══ Dataset rows
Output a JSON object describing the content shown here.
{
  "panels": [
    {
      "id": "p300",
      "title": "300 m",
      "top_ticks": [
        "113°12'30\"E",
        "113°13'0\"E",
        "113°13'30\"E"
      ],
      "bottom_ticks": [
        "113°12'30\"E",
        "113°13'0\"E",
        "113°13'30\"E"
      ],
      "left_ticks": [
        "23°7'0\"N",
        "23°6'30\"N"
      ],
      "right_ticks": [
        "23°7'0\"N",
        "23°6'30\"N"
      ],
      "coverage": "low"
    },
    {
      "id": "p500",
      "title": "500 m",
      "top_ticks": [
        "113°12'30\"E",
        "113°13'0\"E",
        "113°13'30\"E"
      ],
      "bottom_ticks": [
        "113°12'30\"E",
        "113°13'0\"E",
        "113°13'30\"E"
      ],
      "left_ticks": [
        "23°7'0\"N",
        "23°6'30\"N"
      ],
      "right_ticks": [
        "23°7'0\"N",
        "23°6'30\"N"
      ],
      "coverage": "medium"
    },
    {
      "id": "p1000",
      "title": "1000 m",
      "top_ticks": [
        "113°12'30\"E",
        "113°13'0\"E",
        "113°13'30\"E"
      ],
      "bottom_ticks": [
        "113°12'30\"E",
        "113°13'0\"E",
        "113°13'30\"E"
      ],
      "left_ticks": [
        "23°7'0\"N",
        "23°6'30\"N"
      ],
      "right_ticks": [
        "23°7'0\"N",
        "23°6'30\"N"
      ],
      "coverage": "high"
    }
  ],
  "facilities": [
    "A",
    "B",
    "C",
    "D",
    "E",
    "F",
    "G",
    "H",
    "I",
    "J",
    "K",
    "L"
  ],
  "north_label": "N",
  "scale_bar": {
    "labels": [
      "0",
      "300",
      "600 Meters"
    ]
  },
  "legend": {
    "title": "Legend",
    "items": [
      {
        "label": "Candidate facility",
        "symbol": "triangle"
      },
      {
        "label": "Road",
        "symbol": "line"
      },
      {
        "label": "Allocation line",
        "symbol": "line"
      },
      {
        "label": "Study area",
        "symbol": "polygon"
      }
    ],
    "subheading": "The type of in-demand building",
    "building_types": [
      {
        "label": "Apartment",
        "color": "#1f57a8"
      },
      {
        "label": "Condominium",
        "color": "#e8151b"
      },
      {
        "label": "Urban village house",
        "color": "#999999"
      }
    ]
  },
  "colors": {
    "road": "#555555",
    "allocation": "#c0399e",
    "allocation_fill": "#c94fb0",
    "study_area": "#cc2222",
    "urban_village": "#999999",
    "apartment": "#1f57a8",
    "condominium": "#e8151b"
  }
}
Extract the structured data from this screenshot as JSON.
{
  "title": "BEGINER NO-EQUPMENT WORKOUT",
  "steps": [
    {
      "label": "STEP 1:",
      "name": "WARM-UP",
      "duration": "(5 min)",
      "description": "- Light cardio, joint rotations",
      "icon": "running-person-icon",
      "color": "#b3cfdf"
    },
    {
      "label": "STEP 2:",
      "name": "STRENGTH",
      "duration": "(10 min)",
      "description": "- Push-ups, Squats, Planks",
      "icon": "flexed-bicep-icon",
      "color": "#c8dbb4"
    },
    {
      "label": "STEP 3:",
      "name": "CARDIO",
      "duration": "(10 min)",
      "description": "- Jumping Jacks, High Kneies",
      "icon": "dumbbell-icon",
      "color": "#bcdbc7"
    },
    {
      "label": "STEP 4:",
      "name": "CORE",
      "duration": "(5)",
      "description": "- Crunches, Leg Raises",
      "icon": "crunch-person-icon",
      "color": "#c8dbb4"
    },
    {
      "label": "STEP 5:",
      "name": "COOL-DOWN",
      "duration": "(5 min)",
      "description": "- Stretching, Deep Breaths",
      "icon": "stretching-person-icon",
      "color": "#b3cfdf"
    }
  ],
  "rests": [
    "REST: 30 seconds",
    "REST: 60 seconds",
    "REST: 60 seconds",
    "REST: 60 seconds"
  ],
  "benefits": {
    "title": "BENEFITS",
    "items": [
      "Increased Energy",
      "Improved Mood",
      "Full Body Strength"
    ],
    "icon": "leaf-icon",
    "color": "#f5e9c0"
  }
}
════
— Work to complete —
Provide all the records again, word for word.

— Task result —
Output a JSON object describing the content shown here.
{
  "panels": [
    {
      "id": "p300",
      "title": "300 m",
      "top_ticks": [
        "113°12'30\"E",
        "113°13'0\"E",
        "113°13'30\"E"
      ],
      "bottom_ticks": [
        "113°12'30\"E",
        "113°13'0\"E",
        "113°13'30\"E"
      ],
      "left_ticks": [
        "23°7'0\"N",
        "23°6'30\"N"
      ],
      "right_ticks": [
        "23°7'0\"N",
        "23°6'30\"N"
      ],
      "coverage": "low"
    },
    {
      "id": "p500",
      "title": "500 m",
      "top_ticks": [
        "113°12'30\"E",
        "113°13'0\"E",
        "113°13'30\"E"
      ],
      "bottom_ticks": [
        "113°12'30\"E",
        "113°13'0\"E",
        "113°13'30\"E"
      ],
      "left_ticks": [
        "23°7'0\"N",
        "23°6'30\"N"
      ],
      "right_ticks": [
        "23°7'0\"N",
        "23°6'30\"N"
      ],
      "coverage": "medium"
    },
    {
      "id": "p1000",
      "title": "1000 m",
      "top_ticks": [
        "113°12'30\"E",
        "113°13'0\"E",
        "113°13'30\"E"
      ],
      "bottom_ticks": [
        "113°12'30\"E",
        "113°13'0\"E",
        "113°13'30\"E"
      ],
      "left_ticks": [
        "23°7'0\"N",
        "23°6'30\"N"
      ],
      "right_ticks": [
        "23°7'0\"N",
        "23°6'30\"N"
      ],
      "coverage": "high"
    }
  ],
  "facilities": [
    "A",
    "B",
    "C",
    "D",
    "E",
    "F",
    "G",
    "H",
    "I",
    "J",
    "K",
    "L"
  ],
  "north_label": "N",
  "scale_bar": {
    "labels": [
      "0",
      "300",
      "600 Meters"
    ]
  },
  "legend": {
    "title": "Legend",
    "items": [
      {
        "label": "Candidate facility",
        "symbol": "triangle"
      },
      {
        "label": "Road",
        "symbol": "line"
      },
      {
        "label": "Allocation line",
        "symbol": "line"
      },
      {
        "label": "Study area",
        "symbol": "polygon"
      }
    ],
    "subheading": "The type of in-demand building",
    "building_types": [
      {
        "label": "Apartment",
        "color": "#1f57a8"
      },
      {
        "label": "Condominium",
        "color": "#e8151b"
      },
      {
        "label": "Urban village house",
        "color": "#999999"
      }
    ]
  },
  "colors": {
    "road": "#555555",
    "allocation": "#c0399e",
    "allocation_fill": "#c94fb0",
    "study_area": "#cc2222",
    "urban_village": "#999999",
    "apartment": "#1f57a8",
    "condominium": "#e8151b"
  }
}
Extract the structured data from this screenshot as JSON.
{
  "title": "BEGINER NO-EQUPMENT WORKOUT",
  "steps": [
    {
      "label": "STEP 1:",
      "name": "WARM-UP",
      "duration": "(5 min)",
      "description": "- Light cardio, joint rotations",
      "icon": "running-person-icon",
      "color": "#b3cfdf"
    },
    {
      "label": "STEP 2:",
      "name": "STRENGTH",
      "duration": "(10 min)",
      "description": "- Push-ups, Squats, Planks",
      "icon": "flexed-bicep-icon",
      "color": "#c8dbb4"
    },
    {
      "label": "STEP 3:",
      "name": "CARDIO",
      "duration": "(10 min)",
      "description": "- Jumping Jacks, High Kneies",
      "icon": "dumbbell-icon",
      "color": "#bcdbc7"
    },
    {
      "label": "STEP 4:",
      "name": "CORE",
      "duration": "(5)",
      "description": "- Crunches, Leg Raises",
      "icon": "crunch-person-icon",
      "color": "#c8dbb4"
    },
    {
      "label": "STEP 5:",
      "name": "COOL-DOWN",
      "duration": "(5 min)",
      "description": "- Stretching, Deep Breaths",
      "icon": "stretching-person-icon",
      "color": "#b3cfdf"
    }
  ],
  "rests": [
    "REST: 30 seconds",
    "REST: 60 seconds",
    "REST: 60 seconds",
    "REST: 60 seconds"
  ],
  "benefits": {
    "title": "BENEFITS",
    "items": [
      "Increased Energy",
      "Improved Mood",
      "Full Body Strength"
    ],
    "icon": "leaf-icon",
    "color": "#f5e9c0"
  }
}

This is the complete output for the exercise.